[Dataset records]

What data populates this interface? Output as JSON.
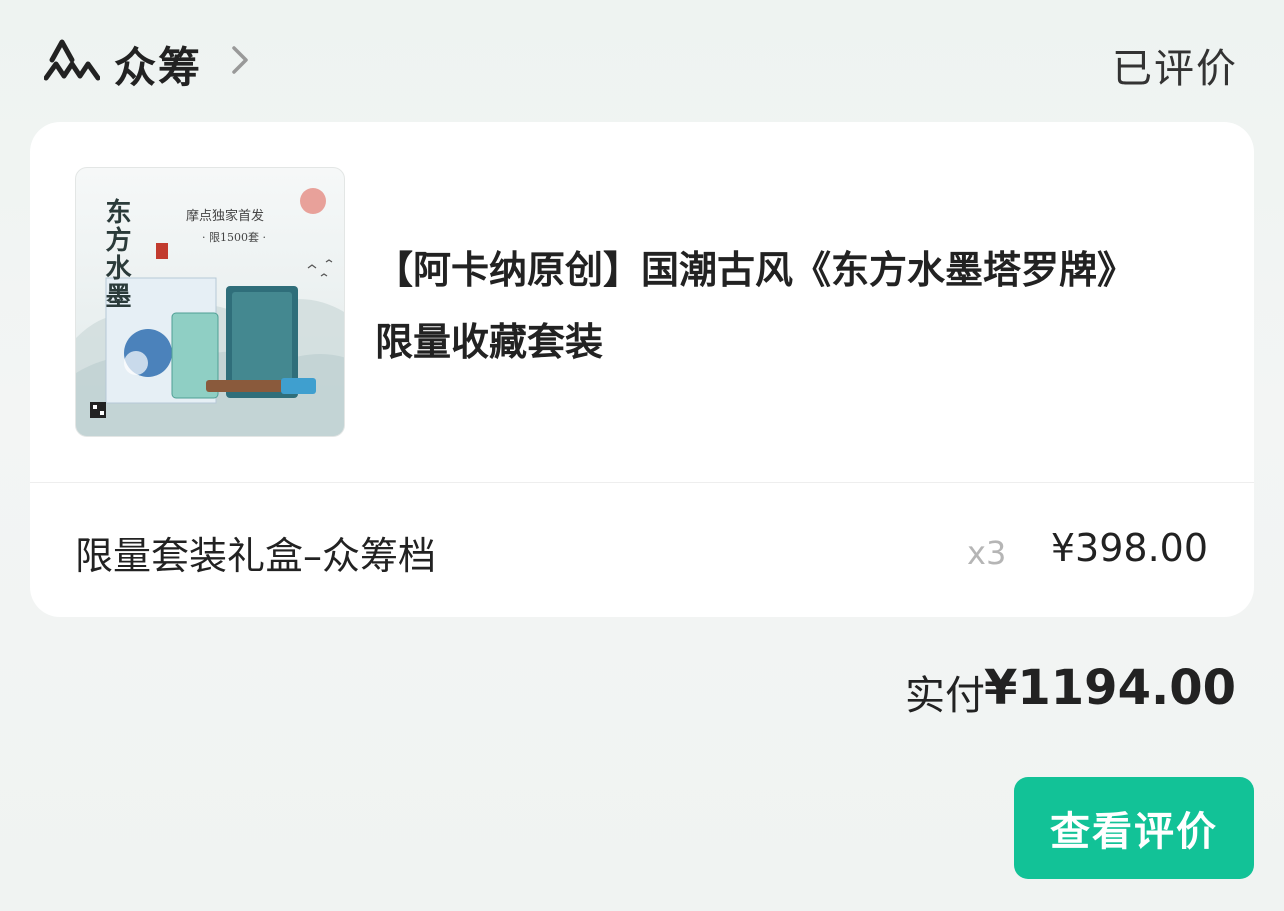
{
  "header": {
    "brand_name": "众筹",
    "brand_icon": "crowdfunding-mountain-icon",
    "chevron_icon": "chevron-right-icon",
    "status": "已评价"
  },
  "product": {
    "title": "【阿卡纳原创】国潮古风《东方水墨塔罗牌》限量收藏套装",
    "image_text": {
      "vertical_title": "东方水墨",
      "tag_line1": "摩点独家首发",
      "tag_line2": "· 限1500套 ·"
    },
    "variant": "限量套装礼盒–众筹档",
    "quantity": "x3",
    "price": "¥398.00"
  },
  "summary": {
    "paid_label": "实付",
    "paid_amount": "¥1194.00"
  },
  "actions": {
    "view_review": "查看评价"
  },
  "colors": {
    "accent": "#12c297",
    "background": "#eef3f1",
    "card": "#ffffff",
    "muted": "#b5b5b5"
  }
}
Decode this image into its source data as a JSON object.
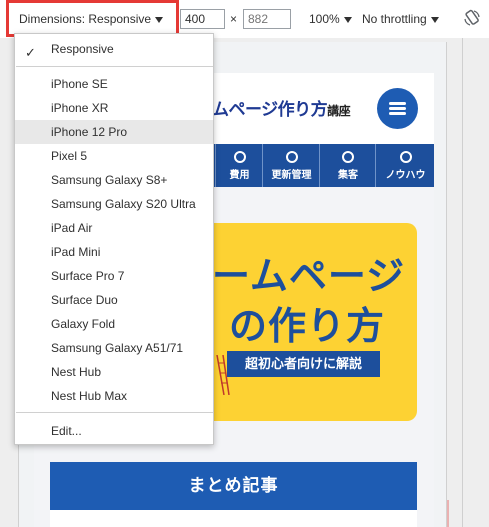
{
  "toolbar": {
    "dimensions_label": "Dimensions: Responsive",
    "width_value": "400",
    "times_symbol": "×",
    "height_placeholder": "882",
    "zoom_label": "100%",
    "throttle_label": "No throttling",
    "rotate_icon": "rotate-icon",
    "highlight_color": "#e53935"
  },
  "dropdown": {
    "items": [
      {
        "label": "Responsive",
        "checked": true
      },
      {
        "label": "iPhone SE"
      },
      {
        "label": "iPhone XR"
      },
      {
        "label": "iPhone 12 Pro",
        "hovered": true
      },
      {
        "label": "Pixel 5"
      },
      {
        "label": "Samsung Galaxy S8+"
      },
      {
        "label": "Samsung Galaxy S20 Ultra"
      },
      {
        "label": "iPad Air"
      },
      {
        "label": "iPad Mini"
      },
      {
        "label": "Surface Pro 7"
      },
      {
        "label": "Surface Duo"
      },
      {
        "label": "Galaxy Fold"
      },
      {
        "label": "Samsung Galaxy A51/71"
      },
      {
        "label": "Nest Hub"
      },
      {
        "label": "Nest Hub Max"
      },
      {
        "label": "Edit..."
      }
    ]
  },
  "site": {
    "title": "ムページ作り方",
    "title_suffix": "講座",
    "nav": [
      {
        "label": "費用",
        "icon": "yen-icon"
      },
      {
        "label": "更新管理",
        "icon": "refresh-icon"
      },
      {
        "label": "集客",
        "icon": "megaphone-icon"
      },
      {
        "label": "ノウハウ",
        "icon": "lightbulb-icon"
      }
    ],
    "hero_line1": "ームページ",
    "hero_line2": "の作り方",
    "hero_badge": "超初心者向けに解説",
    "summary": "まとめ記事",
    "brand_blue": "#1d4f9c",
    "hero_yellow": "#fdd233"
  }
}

> _INSTRUCTION_: Output an exact copy of the material, with the pictures removed.

> _PROBLEM SOLUTION_:
What data populates this interface? Output as JSON.
{
  "header": {
    "brand_name": "众筹",
    "brand_icon": "crowdfunding-mountain-icon",
    "chevron_icon": "chevron-right-icon",
    "status": "已评价"
  },
  "product": {
    "title": "【阿卡纳原创】国潮古风《东方水墨塔罗牌》限量收藏套装",
    "image_text": {
      "vertical_title": "东方水墨",
      "tag_line1": "摩点独家首发",
      "tag_line2": "· 限1500套 ·"
    },
    "variant": "限量套装礼盒–众筹档",
    "quantity": "x3",
    "price": "¥398.00"
  },
  "summary": {
    "paid_label": "实付",
    "paid_amount": "¥1194.00"
  },
  "actions": {
    "view_review": "查看评价"
  },
  "colors": {
    "accent": "#12c297",
    "background": "#eef3f1",
    "card": "#ffffff",
    "muted": "#b5b5b5"
  }
}
Decode this image into its source data as a JSON object.
{
  "toolbar": {
    "dimensions_label": "Dimensions: Responsive",
    "width_value": "400",
    "times_symbol": "×",
    "height_placeholder": "882",
    "zoom_label": "100%",
    "throttle_label": "No throttling",
    "rotate_icon": "rotate-icon",
    "highlight_color": "#e53935"
  },
  "dropdown": {
    "items": [
      {
        "label": "Responsive",
        "checked": true
      },
      {
        "label": "iPhone SE"
      },
      {
        "label": "iPhone XR"
      },
      {
        "label": "iPhone 12 Pro",
        "hovered": true
      },
      {
        "label": "Pixel 5"
      },
      {
        "label": "Samsung Galaxy S8+"
      },
      {
        "label": "Samsung Galaxy S20 Ultra"
      },
      {
        "label": "iPad Air"
      },
      {
        "label": "iPad Mini"
      },
      {
        "label": "Surface Pro 7"
      },
      {
        "label": "Surface Duo"
      },
      {
        "label": "Galaxy Fold"
      },
      {
        "label": "Samsung Galaxy A51/71"
      },
      {
        "label": "Nest Hub"
      },
      {
        "label": "Nest Hub Max"
      },
      {
        "label": "Edit..."
      }
    ]
  },
  "site": {
    "title": "ムページ作り方",
    "title_suffix": "講座",
    "nav": [
      {
        "label": "費用",
        "icon": "yen-icon"
      },
      {
        "label": "更新管理",
        "icon": "refresh-icon"
      },
      {
        "label": "集客",
        "icon": "megaphone-icon"
      },
      {
        "label": "ノウハウ",
        "icon": "lightbulb-icon"
      }
    ],
    "hero_line1": "ームページ",
    "hero_line2": "の作り方",
    "hero_badge": "超初心者向けに解説",
    "summary": "まとめ記事",
    "brand_blue": "#1d4f9c",
    "hero_yellow": "#fdd233"
  }
}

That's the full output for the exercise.